▸ WHAT YOU HAVE TO DO: Identify every line in the material below that contains the word "Open", matching case exactly, and copy each of those lines.

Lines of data

------------------------------------------------------------------------

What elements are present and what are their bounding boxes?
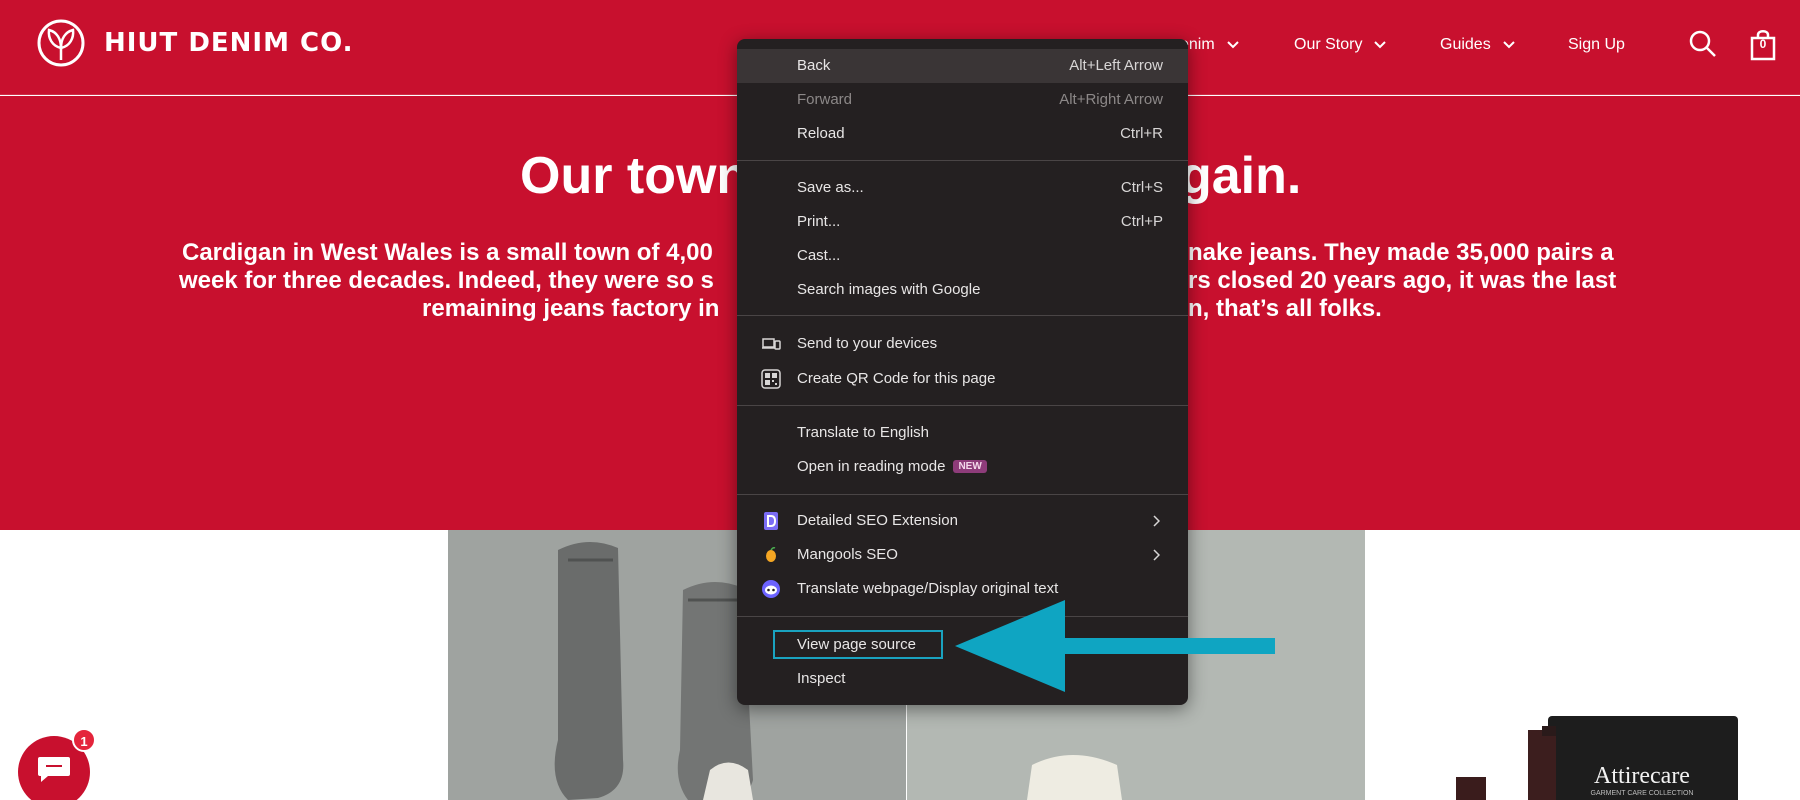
mangools-icon [766,547,776,562]
menu-item-print[interactable]: Print... Ctrl+P [737,205,1188,239]
nav-item-label: Our Story [1294,36,1363,53]
attirecare-brand-text: Attirecare [1594,763,1690,789]
menu-item-shortcut: Ctrl+P [1120,213,1163,230]
view-source-highlight-box [773,630,943,659]
menu-item-translate-english[interactable]: Translate to English [737,416,1188,450]
chevron-down-icon [1374,41,1387,49]
chevron-right-icon [1153,549,1160,561]
menu-item-shortcut: Ctrl+S [1120,179,1163,196]
hero-line-1-right: nake jeans. They made 35,000 pairs a [1188,239,1614,266]
nav-item-label: Sign Up [1568,36,1625,53]
chevron-right-icon [1153,515,1160,527]
menu-item-label: Reload [797,125,845,142]
menu-item-search-images[interactable]: Search images with Google [737,273,1188,307]
menu-item-label: Print... [797,213,841,230]
nav-item-sign-up[interactable]: Sign Up [1568,33,1625,57]
menu-item-detailed-seo[interactable]: Detailed SEO Extension [737,504,1188,538]
menu-item-label: Cast... [797,247,841,264]
menu-item-forward[interactable]: Forward Alt+Right Arrow [737,83,1188,117]
product-image-attirecare[interactable]: Attirecare GARMENT CARE COLLECTION [1366,530,1800,800]
attirecare-sub-text: GARMENT CARE COLLECTION [1591,790,1694,797]
menu-item-qr-code[interactable]: Create QR Code for this page [737,362,1188,396]
menu-item-send-to-devices[interactable]: Send to your devices [737,327,1188,361]
nav-item-our-story[interactable]: Our Story [1294,33,1387,57]
menu-item-label: Search images with Google [797,281,981,298]
menu-item-label: Translate webpage/Display original text [797,580,1059,597]
hero-line-3-left: remaining jeans factory in [422,295,720,322]
search-icon[interactable] [1688,29,1718,59]
menu-item-label: Create QR Code for this page [797,370,996,387]
attirecare-product-illustration: Attirecare GARMENT CARE COLLECTION [1456,716,1738,800]
devices-icon [762,338,781,350]
menu-item-reload[interactable]: Reload Ctrl+R [737,117,1188,151]
nav-item-guides[interactable]: Guides [1440,33,1515,57]
menu-separator [737,405,1188,406]
menu-item-label: Forward [797,91,853,108]
menu-item-label: Back [797,57,831,74]
menu-item-label: Inspect [797,670,846,687]
pointer-arrow-icon [955,600,1275,692]
hero-title-right: gain. [1180,147,1302,205]
hero-line-2-left: week for three decades. Indeed, they wer… [179,267,714,294]
hero-line-2-right: rs closed 20 years ago, it was the last [1188,267,1617,294]
chat-bubble-icon [38,757,70,782]
cart-count: 0 [1759,37,1767,51]
menu-item-shortcut: Alt+Left Arrow [1069,57,1163,74]
menu-item-label: Mangools SEO [797,546,898,563]
menu-item-label: Save as... [797,179,864,196]
menu-item-label: Send to your devices [797,335,938,352]
chevron-down-icon [1502,41,1515,49]
leaf-logo-icon [37,19,85,67]
hero-title-left: Our town [520,147,749,205]
menu-item-label: Detailed SEO Extension [797,512,958,529]
nav-item-label: Guides [1440,36,1491,53]
menu-item-back[interactable]: Back Alt+Left Arrow [737,49,1188,83]
detailed-seo-extension-icon [764,512,778,530]
menu-item-mangools-seo[interactable]: Mangools SEO [737,538,1188,572]
menu-separator [737,494,1188,495]
chevron-down-icon [1226,41,1239,49]
menu-item-label: Open in reading mode NEW [797,458,987,475]
new-badge: NEW [953,460,987,473]
menu-item-shortcut: Alt+Right Arrow [1059,91,1163,108]
qr-code-icon [761,369,781,389]
reading-mode-label: Open in reading mode [797,458,946,475]
brand-name: HIUT DENIM CO. [104,28,354,58]
chat-notification-badge: 1 [72,728,96,752]
menu-item-reading-mode[interactable]: Open in reading mode NEW [737,450,1188,484]
menu-item-cast[interactable]: Cast... [737,239,1188,273]
hero-line-1-left: Cardigan in West Wales is a small town o… [182,239,713,266]
menu-item-save-as[interactable]: Save as... Ctrl+S [737,171,1188,205]
nav-item-denim[interactable]: enim [1180,33,1239,57]
menu-item-label: Translate to English [797,424,930,441]
menu-separator [737,160,1188,161]
translate-extension-icon [762,580,780,598]
menu-item-shortcut: Ctrl+R [1120,125,1163,142]
hero-line-3-right: n, that’s all folks. [1188,295,1382,322]
menu-separator [737,315,1188,316]
brand-logo[interactable]: HIUT DENIM CO. [36,18,354,68]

------------------------------------------------------------------------

▸ RESULT:
menu-item-label: Open in reading mode NEW [797,458,987,475]
reading-mode-label: Open in reading mode [797,458,946,475]
menu-item-reading-mode[interactable]: Open in reading mode NEW [737,450,1188,484]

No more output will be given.